─── Given records ───

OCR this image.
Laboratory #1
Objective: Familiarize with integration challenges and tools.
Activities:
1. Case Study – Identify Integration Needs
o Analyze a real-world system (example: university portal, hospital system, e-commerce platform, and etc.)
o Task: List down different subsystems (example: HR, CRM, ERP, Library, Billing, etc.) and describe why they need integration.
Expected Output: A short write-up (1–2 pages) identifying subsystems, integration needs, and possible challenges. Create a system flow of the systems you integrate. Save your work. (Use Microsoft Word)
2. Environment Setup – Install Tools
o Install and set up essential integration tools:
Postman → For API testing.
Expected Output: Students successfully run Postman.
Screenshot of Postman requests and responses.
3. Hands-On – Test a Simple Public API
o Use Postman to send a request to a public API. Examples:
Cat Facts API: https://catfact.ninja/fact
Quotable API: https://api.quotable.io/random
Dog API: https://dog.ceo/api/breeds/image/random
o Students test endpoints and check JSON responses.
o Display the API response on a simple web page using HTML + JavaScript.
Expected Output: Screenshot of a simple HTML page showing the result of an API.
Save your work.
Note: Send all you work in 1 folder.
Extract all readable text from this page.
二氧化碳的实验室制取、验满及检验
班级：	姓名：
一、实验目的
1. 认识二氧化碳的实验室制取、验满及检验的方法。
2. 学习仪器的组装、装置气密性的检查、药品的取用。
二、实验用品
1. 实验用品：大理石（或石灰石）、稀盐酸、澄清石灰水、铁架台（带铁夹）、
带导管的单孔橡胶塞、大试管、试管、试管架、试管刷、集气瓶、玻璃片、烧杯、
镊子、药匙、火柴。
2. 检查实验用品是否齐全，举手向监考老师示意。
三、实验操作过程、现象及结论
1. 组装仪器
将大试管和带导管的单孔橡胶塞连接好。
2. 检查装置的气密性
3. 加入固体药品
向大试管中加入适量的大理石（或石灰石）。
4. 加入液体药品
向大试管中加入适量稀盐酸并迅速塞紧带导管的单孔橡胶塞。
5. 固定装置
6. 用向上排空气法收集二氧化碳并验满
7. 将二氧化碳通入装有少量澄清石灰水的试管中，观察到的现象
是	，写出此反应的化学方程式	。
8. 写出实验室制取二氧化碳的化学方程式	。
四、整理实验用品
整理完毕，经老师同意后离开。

───

● Description of the task: Using the material above, print every entry exactly as written.

● Reply:
OCR this image.
Laboratory #1
Objective: Familiarize with integration challenges and tools.
Activities:
1. Case Study – Identify Integration Needs
o Analyze a real-world system (example: university portal, hospital system, e-commerce platform, and etc.)
o Task: List down different subsystems (example: HR, CRM, ERP, Library, Billing, etc.) and describe why they need integration.
Expected Output: A short write-up (1–2 pages) identifying subsystems, integration needs, and possible challenges. Create a system flow of the systems you integrate. Save your work. (Use Microsoft Word)
2. Environment Setup – Install Tools
o Install and set up essential integration tools:
Postman → For API testing.
Expected Output: Students successfully run Postman.
Screenshot of Postman requests and responses.
3. Hands-On – Test a Simple Public API
o Use Postman to send a request to a public API. Examples:
Cat Facts API: https://catfact.ninja/fact
Quotable API: https://api.quotable.io/random
Dog API: https://dog.ceo/api/breeds/image/random
o Students test endpoints and check JSON responses.
o Display the API response on a simple web page using HTML + JavaScript.
Expected Output: Screenshot of a simple HTML page showing the result of an API.
Save your work.
Note: Send all you work in 1 folder.
Extract all readable text from this page.
二氧化碳的实验室制取、验满及检验
班级：	姓名：
一、实验目的
1. 认识二氧化碳的实验室制取、验满及检验的方法。
2. 学习仪器的组装、装置气密性的检查、药品的取用。
二、实验用品
1. 实验用品：大理石（或石灰石）、稀盐酸、澄清石灰水、铁架台（带铁夹）、
带导管的单孔橡胶塞、大试管、试管、试管架、试管刷、集气瓶、玻璃片、烧杯、
镊子、药匙、火柴。
2. 检查实验用品是否齐全，举手向监考老师示意。
三、实验操作过程、现象及结论
1. 组装仪器
将大试管和带导管的单孔橡胶塞连接好。
2. 检查装置的气密性
3. 加入固体药品
向大试管中加入适量的大理石（或石灰石）。
4. 加入液体药品
向大试管中加入适量稀盐酸并迅速塞紧带导管的单孔橡胶塞。
5. 固定装置
6. 用向上排空气法收集二氧化碳并验满
7. 将二氧化碳通入装有少量澄清石灰水的试管中，观察到的现象
是	，写出此反应的化学方程式	。
8. 写出实验室制取二氧化碳的化学方程式	。
四、整理实验用品
整理完毕，经老师同意后离开。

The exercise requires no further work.